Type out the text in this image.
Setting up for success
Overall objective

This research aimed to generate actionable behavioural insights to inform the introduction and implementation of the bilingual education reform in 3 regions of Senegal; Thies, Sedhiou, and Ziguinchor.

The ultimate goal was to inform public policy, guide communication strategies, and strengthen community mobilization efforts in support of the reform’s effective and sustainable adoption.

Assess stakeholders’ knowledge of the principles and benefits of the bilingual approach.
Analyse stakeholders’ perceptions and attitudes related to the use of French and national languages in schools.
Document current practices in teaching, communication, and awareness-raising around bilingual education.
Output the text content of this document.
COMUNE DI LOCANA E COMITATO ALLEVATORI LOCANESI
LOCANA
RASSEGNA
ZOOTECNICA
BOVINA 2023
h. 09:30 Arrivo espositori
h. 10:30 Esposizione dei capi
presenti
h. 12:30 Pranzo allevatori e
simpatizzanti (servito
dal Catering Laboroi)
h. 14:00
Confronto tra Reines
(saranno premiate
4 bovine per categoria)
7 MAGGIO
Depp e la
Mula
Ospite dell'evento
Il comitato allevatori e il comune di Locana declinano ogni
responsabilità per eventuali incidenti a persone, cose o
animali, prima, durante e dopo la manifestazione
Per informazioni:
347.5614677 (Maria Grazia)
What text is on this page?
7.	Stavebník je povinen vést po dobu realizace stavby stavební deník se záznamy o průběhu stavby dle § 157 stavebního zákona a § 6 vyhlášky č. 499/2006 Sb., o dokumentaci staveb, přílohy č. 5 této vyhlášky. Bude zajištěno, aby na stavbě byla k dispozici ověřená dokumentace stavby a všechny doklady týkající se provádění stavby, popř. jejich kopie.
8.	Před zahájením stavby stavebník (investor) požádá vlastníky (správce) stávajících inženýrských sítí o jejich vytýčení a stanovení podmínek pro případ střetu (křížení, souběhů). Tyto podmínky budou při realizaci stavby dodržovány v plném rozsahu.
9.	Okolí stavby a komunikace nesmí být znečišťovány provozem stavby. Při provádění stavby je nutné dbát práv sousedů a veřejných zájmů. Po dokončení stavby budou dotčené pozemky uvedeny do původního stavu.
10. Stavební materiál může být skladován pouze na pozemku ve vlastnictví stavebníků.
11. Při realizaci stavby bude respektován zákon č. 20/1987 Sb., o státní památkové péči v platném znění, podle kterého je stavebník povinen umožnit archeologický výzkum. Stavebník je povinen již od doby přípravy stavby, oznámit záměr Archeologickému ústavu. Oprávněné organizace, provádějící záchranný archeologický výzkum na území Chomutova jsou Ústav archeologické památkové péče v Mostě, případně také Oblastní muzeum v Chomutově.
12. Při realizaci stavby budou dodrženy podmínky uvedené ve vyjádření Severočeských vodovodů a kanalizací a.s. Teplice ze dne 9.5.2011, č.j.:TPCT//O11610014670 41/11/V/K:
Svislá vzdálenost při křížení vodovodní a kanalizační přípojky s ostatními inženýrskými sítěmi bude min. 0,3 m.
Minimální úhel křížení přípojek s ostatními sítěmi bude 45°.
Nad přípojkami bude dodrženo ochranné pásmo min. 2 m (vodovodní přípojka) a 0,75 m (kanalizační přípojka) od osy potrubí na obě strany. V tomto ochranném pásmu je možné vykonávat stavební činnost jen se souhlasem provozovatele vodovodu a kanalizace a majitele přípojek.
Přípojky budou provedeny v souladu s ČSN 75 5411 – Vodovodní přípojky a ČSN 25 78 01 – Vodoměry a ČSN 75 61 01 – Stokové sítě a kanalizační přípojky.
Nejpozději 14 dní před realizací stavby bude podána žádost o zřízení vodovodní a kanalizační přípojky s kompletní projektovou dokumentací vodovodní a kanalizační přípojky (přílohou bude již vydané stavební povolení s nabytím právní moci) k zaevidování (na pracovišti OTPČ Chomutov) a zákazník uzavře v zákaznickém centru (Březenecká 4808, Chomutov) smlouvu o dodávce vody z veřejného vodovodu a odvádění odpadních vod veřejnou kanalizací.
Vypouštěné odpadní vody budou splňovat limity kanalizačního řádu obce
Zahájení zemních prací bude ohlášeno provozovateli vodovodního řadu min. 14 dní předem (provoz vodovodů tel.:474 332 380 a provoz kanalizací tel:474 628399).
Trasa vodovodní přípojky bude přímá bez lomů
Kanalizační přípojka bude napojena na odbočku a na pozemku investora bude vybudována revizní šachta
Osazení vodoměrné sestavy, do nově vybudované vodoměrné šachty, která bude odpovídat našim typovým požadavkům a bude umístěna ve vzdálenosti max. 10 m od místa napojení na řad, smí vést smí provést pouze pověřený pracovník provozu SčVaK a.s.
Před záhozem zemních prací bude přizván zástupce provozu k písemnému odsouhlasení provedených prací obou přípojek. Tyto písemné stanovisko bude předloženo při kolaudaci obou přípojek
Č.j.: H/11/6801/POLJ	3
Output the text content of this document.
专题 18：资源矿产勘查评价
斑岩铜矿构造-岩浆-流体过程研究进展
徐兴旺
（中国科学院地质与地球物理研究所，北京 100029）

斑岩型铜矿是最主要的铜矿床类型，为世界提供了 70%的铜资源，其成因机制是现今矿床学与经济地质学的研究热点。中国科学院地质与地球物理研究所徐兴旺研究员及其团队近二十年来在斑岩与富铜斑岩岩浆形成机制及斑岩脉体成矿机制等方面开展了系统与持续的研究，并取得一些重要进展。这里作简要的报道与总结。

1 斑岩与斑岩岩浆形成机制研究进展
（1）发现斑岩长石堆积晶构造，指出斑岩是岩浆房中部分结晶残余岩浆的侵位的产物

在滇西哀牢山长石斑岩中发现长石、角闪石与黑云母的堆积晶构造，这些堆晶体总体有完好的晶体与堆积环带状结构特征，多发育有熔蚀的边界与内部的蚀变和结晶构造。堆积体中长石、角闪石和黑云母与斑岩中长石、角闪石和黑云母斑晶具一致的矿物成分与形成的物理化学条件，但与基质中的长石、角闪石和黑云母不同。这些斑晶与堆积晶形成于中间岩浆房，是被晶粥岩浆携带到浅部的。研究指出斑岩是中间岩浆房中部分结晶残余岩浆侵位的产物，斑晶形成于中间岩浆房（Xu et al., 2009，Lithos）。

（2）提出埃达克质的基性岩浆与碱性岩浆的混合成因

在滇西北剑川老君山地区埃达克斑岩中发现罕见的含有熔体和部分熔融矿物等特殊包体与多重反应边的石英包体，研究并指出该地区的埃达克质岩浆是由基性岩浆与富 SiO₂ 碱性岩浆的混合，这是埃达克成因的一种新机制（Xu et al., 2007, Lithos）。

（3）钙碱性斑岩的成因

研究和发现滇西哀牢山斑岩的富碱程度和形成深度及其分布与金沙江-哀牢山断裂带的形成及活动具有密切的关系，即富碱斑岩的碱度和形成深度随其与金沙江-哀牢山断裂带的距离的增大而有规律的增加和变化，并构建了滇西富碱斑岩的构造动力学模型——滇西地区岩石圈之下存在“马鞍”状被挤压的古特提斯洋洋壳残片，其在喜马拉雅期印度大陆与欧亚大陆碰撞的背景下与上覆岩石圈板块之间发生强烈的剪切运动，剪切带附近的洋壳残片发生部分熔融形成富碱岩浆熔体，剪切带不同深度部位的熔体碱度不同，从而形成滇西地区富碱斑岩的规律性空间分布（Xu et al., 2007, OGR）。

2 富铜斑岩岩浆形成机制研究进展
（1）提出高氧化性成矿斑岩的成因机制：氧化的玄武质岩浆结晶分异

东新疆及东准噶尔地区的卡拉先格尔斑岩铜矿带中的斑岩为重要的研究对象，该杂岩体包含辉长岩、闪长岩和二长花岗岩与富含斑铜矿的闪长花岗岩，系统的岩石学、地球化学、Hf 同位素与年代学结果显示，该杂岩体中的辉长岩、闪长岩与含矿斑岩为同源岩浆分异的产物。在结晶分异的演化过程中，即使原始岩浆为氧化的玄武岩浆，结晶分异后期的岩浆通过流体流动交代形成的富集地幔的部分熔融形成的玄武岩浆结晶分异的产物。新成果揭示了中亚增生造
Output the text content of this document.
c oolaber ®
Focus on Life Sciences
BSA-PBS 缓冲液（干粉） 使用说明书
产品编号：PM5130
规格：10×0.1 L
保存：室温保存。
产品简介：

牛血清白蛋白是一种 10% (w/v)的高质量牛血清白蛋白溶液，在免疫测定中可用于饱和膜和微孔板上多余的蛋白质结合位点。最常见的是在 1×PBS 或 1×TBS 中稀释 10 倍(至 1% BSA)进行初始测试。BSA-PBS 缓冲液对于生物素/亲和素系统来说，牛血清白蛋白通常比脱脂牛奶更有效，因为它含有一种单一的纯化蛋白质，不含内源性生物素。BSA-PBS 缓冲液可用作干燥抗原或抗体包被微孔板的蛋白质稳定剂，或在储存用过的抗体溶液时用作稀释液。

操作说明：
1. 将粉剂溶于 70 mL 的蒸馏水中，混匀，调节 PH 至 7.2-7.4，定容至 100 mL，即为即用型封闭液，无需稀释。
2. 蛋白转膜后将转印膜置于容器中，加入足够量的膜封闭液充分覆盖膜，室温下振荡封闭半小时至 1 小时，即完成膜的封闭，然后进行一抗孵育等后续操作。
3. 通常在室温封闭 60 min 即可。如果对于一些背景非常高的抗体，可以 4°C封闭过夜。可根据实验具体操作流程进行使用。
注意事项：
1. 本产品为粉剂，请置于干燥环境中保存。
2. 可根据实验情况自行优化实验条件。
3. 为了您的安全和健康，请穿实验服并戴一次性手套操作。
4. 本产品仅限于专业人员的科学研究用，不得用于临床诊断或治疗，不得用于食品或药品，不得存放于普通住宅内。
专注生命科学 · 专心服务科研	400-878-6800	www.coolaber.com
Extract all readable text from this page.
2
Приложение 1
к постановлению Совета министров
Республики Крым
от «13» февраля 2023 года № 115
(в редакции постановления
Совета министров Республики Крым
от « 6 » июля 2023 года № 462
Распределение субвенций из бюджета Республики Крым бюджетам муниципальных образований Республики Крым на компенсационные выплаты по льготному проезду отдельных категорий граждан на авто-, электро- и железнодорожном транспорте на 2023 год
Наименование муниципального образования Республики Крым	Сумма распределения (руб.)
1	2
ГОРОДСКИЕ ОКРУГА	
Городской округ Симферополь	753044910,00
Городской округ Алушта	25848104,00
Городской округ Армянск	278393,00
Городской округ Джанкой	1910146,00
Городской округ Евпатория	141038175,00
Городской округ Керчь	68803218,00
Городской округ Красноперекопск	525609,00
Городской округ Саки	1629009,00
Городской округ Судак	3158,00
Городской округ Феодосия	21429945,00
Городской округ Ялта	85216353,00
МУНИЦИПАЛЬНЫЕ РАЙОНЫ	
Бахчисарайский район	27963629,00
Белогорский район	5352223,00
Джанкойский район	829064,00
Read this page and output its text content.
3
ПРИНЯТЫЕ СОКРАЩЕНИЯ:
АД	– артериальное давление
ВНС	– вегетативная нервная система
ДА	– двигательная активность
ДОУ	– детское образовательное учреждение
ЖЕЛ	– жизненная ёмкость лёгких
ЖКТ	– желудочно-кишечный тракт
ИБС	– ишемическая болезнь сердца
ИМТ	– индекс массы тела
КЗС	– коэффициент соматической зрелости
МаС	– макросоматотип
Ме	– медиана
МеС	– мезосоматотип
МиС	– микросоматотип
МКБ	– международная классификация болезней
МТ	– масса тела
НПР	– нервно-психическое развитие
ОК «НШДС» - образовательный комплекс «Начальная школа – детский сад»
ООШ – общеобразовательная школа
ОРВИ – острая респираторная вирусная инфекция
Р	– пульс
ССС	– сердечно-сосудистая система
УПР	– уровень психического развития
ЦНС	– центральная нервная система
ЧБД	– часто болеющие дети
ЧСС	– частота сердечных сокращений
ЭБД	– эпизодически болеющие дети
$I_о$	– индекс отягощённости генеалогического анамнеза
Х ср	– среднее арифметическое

------------------------------------

Aim
Show every line in the entries where the string "vodovodů" occurs.

Finished answer
12. Při realizaci stavby budou dodrženy podmínky uvedené ve vyjádření Severočeských vodovodů a kanalizací a.s. Teplice ze dne 9.5.2011, č.j.:TPCT//O11610014670 41/11/V/K:
Zahájení zemních prací bude ohlášeno provozovateli vodovodního řadu min. 14 dní předem (provoz vodovodů tel.:474 332 380 a provoz kanalizací tel:474 628399).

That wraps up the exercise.